▶ _TASK TO COMPLETE_
Tally the lines containing the word "with" and give the total alone.

Dataset records:
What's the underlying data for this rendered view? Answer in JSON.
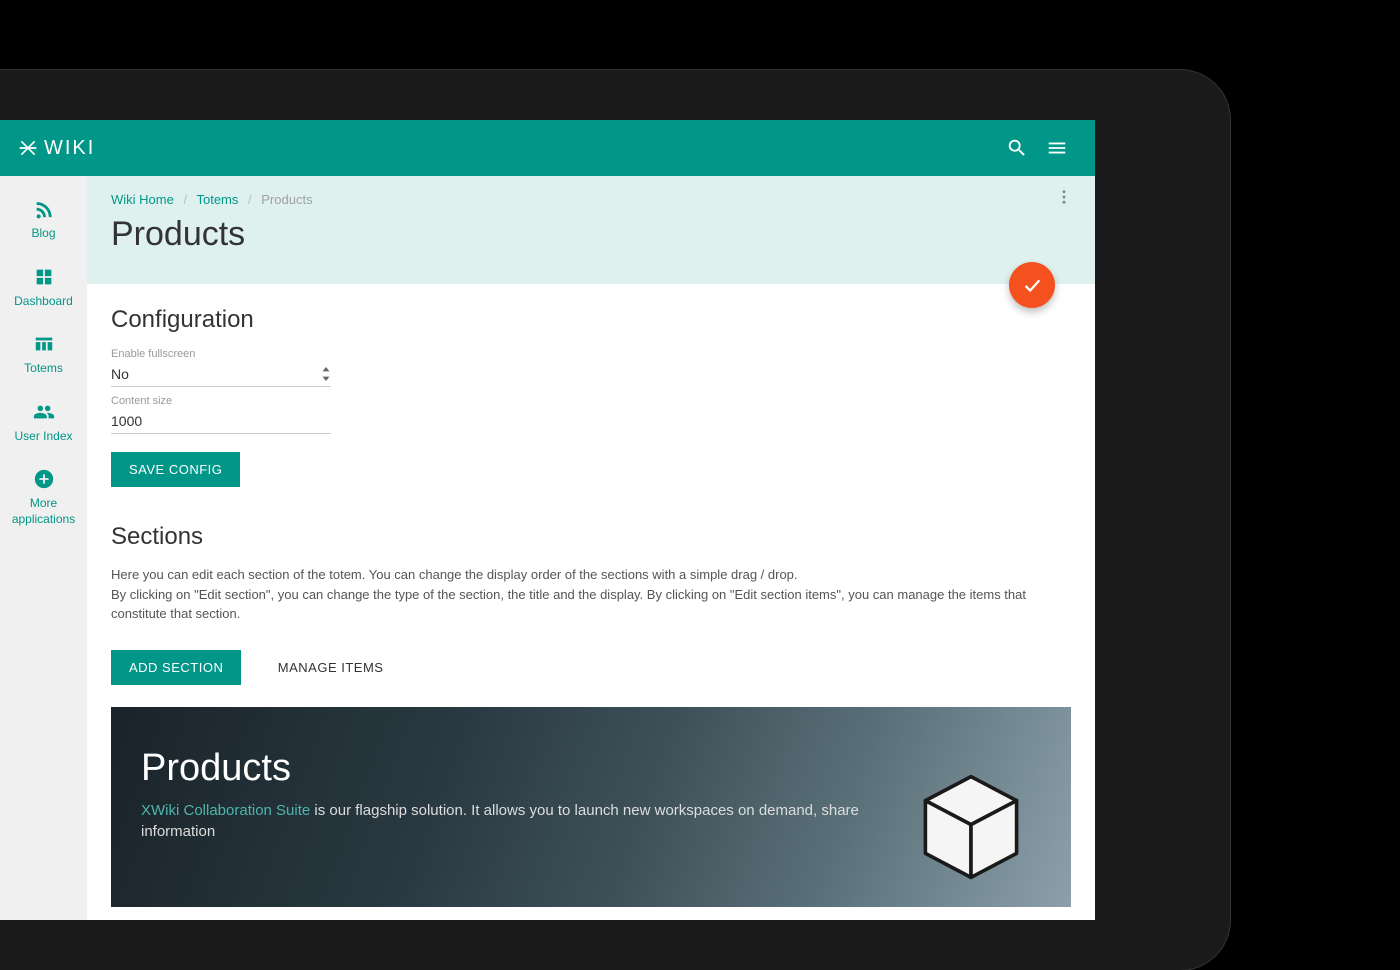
{
  "brand": {
    "name": "WIKI"
  },
  "sidebar": {
    "items": [
      {
        "label": "Blog"
      },
      {
        "label": "Dashboard"
      },
      {
        "label": "Totems"
      },
      {
        "label": "User Index"
      },
      {
        "label": "More applications"
      }
    ]
  },
  "breadcrumb": {
    "home": "Wiki Home",
    "parent": "Totems",
    "current": "Products"
  },
  "page": {
    "title": "Products"
  },
  "config": {
    "heading": "Configuration",
    "fullscreen_label": "Enable fullscreen",
    "fullscreen_value": "No",
    "size_label": "Content size",
    "size_value": "1000",
    "save_label": "SAVE CONFIG"
  },
  "sections": {
    "heading": "Sections",
    "help1": "Here you can edit each section of the totem. You can change the display order of the sections with a simple drag / drop.",
    "help2": "By clicking on \"Edit section\", you can change the type of the section, the title and the display. By clicking on \"Edit section items\", you can manage the items that constitute that section.",
    "add_label": "ADD SECTION",
    "manage_label": "MANAGE ITEMS"
  },
  "preview": {
    "title": "Products",
    "highlight": "XWiki Collaboration Suite",
    "body_rest": " is our flagship solution. It allows you to launch new workspaces on demand, share information"
  }
}
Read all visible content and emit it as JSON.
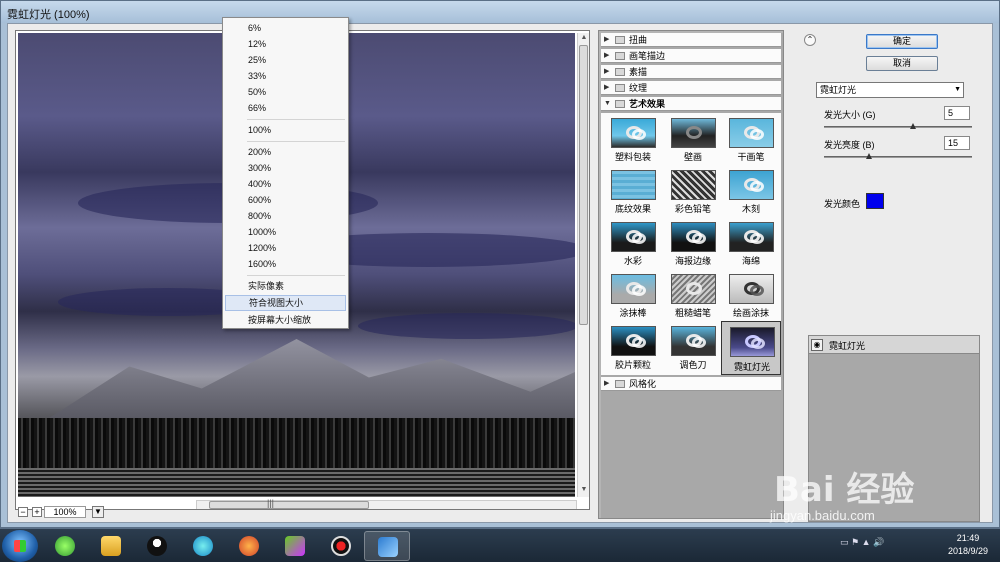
{
  "window": {
    "title": "霓虹灯光 (100%)"
  },
  "zoom": {
    "value": "100%",
    "minus": "−",
    "plus": "+",
    "dropdown": "▼"
  },
  "zoom_menu": {
    "items": [
      "6%",
      "12%",
      "25%",
      "33%",
      "50%",
      "66%",
      "100%",
      "200%",
      "300%",
      "400%",
      "600%",
      "800%",
      "1000%",
      "1200%",
      "1600%",
      "实际像素",
      "符合视图大小",
      "按屏幕大小缩放"
    ],
    "highlighted": "符合视图大小"
  },
  "gallery": {
    "categories_top": [
      "扭曲",
      "画笔描边",
      "素描",
      "纹理"
    ],
    "open_category": "艺术效果",
    "bottom_category": "风格化",
    "thumbnails": [
      "塑料包装",
      "壁画",
      "干画笔",
      "底纹效果",
      "彩色铅笔",
      "木刻",
      "水彩",
      "海报边缘",
      "海绵",
      "涂抹棒",
      "粗糙蜡笔",
      "绘画涂抹",
      "胶片颗粒",
      "调色刀",
      "霓虹灯光"
    ],
    "selected": "霓虹灯光"
  },
  "panel": {
    "ok": "确定",
    "cancel": "取消",
    "filter": "霓虹灯光",
    "glow_size_label": "发光大小 (G)",
    "glow_size_value": "5",
    "glow_brightness_label": "发光亮度 (B)",
    "glow_brightness_value": "15",
    "glow_color_label": "发光颜色",
    "glow_color": "#0000ee",
    "layer_name": "霓虹灯光"
  },
  "watermark": {
    "text": "Bai 经验",
    "url": "jingyan.baidu.com"
  },
  "taskbar": {
    "time": "21:49",
    "date": "2018/9/29"
  }
}
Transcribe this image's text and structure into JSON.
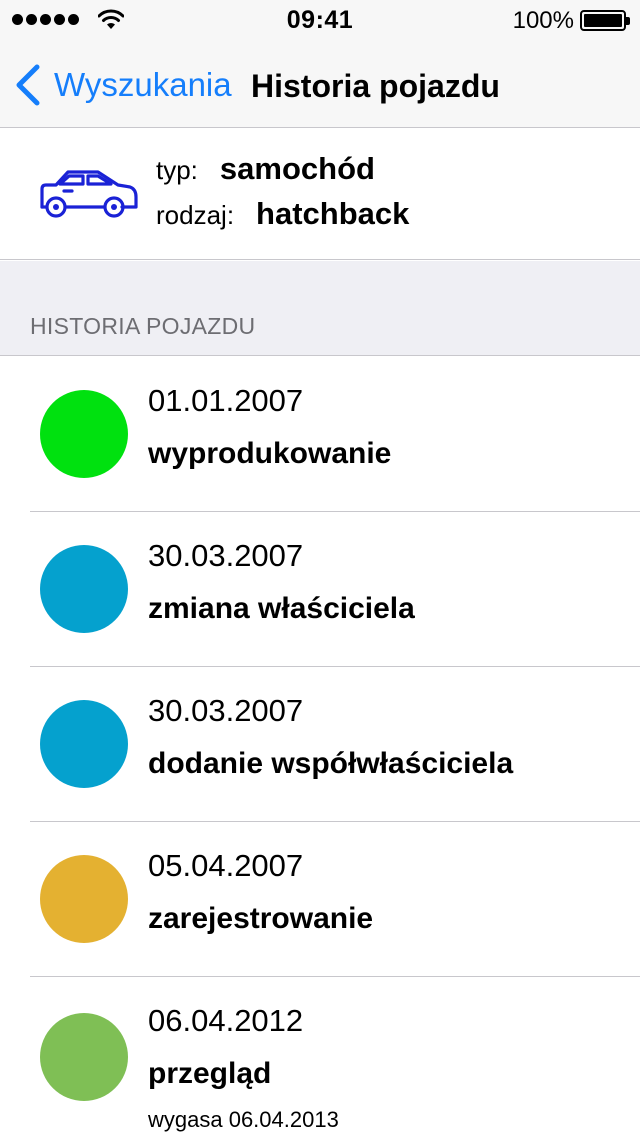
{
  "status_bar": {
    "time": "09:41",
    "battery_percent": "100%",
    "signal_bars": 5,
    "icons": [
      "signal-dots-icon",
      "wifi-icon",
      "battery-icon"
    ]
  },
  "nav": {
    "back_label": "Wyszukania",
    "title": "Historia pojazdu",
    "accent_color": "#157efb"
  },
  "vehicle": {
    "icon": "car-icon",
    "icon_color": "#1a22d6",
    "type_label": "typ:",
    "type_value": "samochód",
    "kind_label": "rodzaj:",
    "kind_value": "hatchback"
  },
  "history": {
    "section_title": "HISTORIA POJAZDU",
    "items": [
      {
        "date": "01.01.2007",
        "event": "wyprodukowanie",
        "color": "#00e10f",
        "note": ""
      },
      {
        "date": "30.03.2007",
        "event": "zmiana właściciela",
        "color": "#05a1ce",
        "note": ""
      },
      {
        "date": "30.03.2007",
        "event": "dodanie współwłaściciela",
        "color": "#05a1ce",
        "note": ""
      },
      {
        "date": "05.04.2007",
        "event": "zarejestrowanie",
        "color": "#e4b131",
        "note": ""
      },
      {
        "date": "06.04.2012",
        "event": "przegląd",
        "color": "#7fbf55",
        "note": "wygasa 06.04.2013"
      }
    ]
  }
}
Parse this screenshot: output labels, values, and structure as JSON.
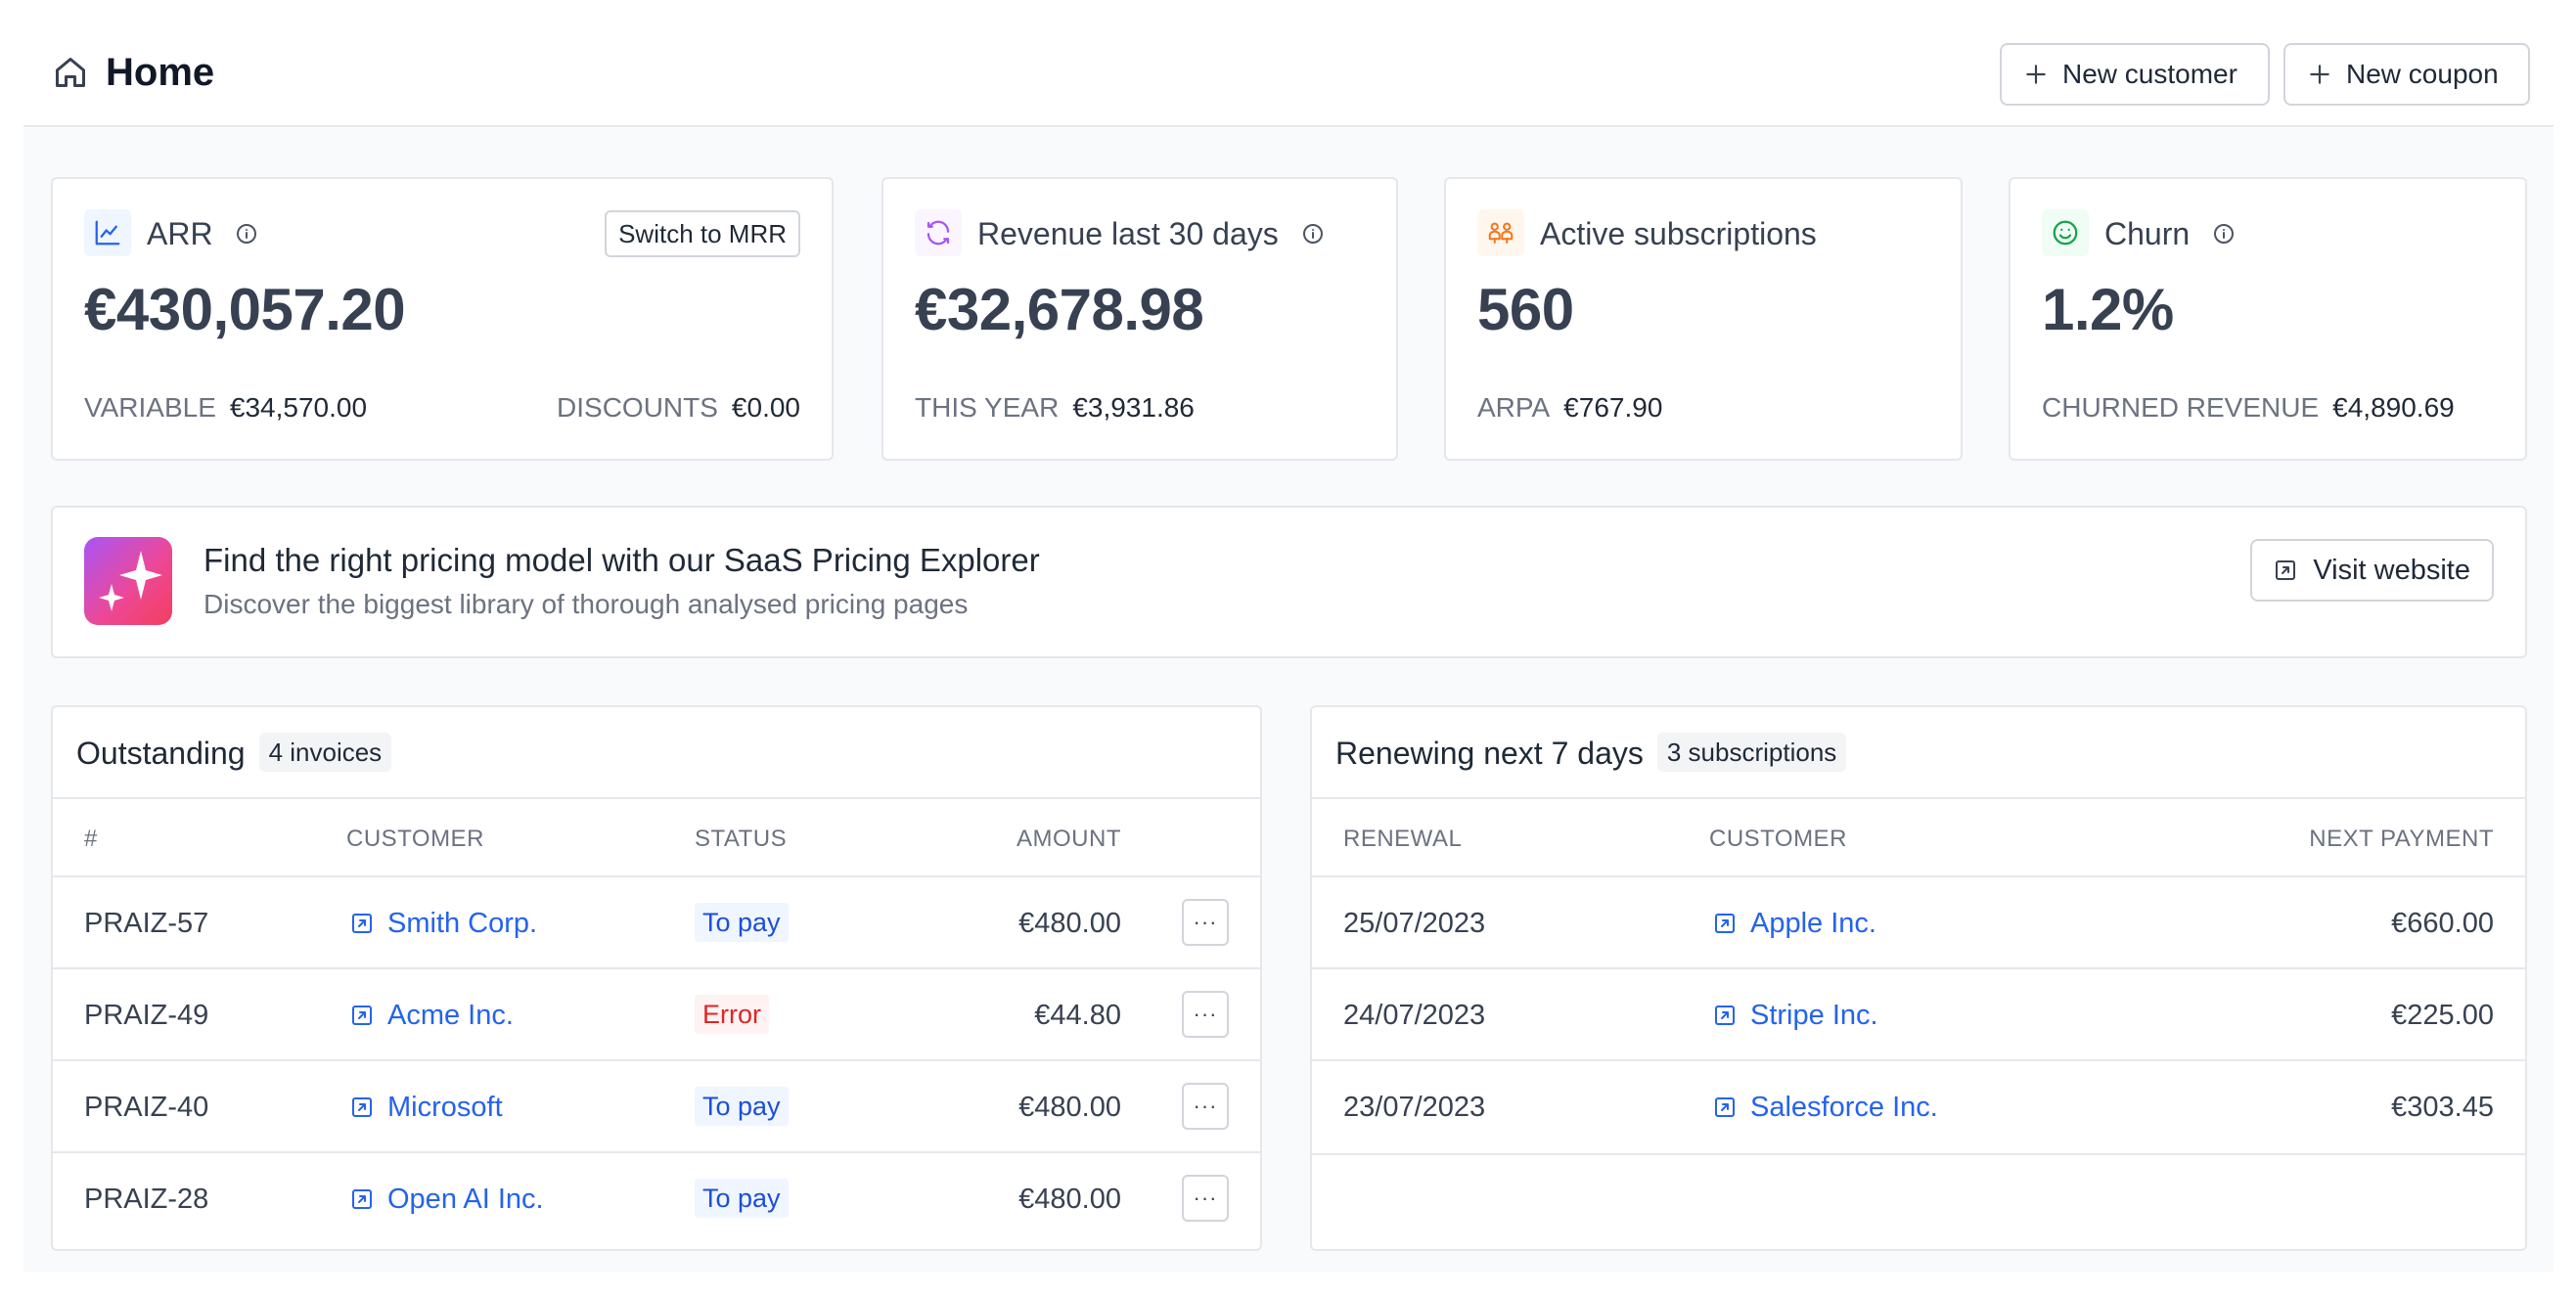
{
  "header": {
    "title": "Home",
    "new_customer": "New customer",
    "new_coupon": "New coupon"
  },
  "metrics": {
    "arr": {
      "label": "ARR",
      "value": "€430,057.20",
      "switch_label": "Switch to MRR",
      "variable_label": "VARIABLE",
      "variable_value": "€34,570.00",
      "discounts_label": "DISCOUNTS",
      "discounts_value": "€0.00",
      "icon": "chart-line-icon",
      "color": "#2563eb"
    },
    "revenue": {
      "label": "Revenue last 30 days",
      "value": "€32,678.98",
      "year_label": "THIS YEAR",
      "year_value": "€3,931.86",
      "icon": "refresh-icon",
      "color": "#a855f7"
    },
    "subscriptions": {
      "label": "Active subscriptions",
      "value": "560",
      "arpa_label": "ARPA",
      "arpa_value": "€767.90",
      "icon": "users-icon",
      "color": "#f97316"
    },
    "churn": {
      "label": "Churn",
      "value": "1.2%",
      "churned_label": "CHURNED REVENUE",
      "churned_value": "€4,890.69",
      "icon": "smile-icon",
      "color": "#16a34a"
    }
  },
  "banner": {
    "title": "Find the right pricing model with our SaaS Pricing Explorer",
    "subtitle": "Discover the biggest library of thorough analysed pricing pages",
    "button": "Visit website"
  },
  "outstanding": {
    "title": "Outstanding",
    "badge": "4 invoices",
    "columns": [
      "#",
      "CUSTOMER",
      "STATUS",
      "AMOUNT"
    ],
    "rows": [
      {
        "id": "PRAIZ-57",
        "customer": "Smith Corp.",
        "status": "To pay",
        "amount": "€480.00"
      },
      {
        "id": "PRAIZ-49",
        "customer": "Acme Inc.",
        "status": "Error",
        "amount": "€44.80"
      },
      {
        "id": "PRAIZ-40",
        "customer": "Microsoft",
        "status": "To pay",
        "amount": "€480.00"
      },
      {
        "id": "PRAIZ-28",
        "customer": "Open AI Inc.",
        "status": "To pay",
        "amount": "€480.00"
      }
    ],
    "more_label": "···"
  },
  "renewing": {
    "title": "Renewing next 7 days",
    "badge": "3 subscriptions",
    "columns": [
      "RENEWAL",
      "CUSTOMER",
      "NEXT PAYMENT"
    ],
    "rows": [
      {
        "date": "25/07/2023",
        "customer": "Apple Inc.",
        "amount": "€660.00"
      },
      {
        "date": "24/07/2023",
        "customer": "Stripe Inc.",
        "amount": "€225.00"
      },
      {
        "date": "23/07/2023",
        "customer": "Salesforce Inc.",
        "amount": "€303.45"
      }
    ]
  }
}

▶ _WRITTEN SOLUTION_
2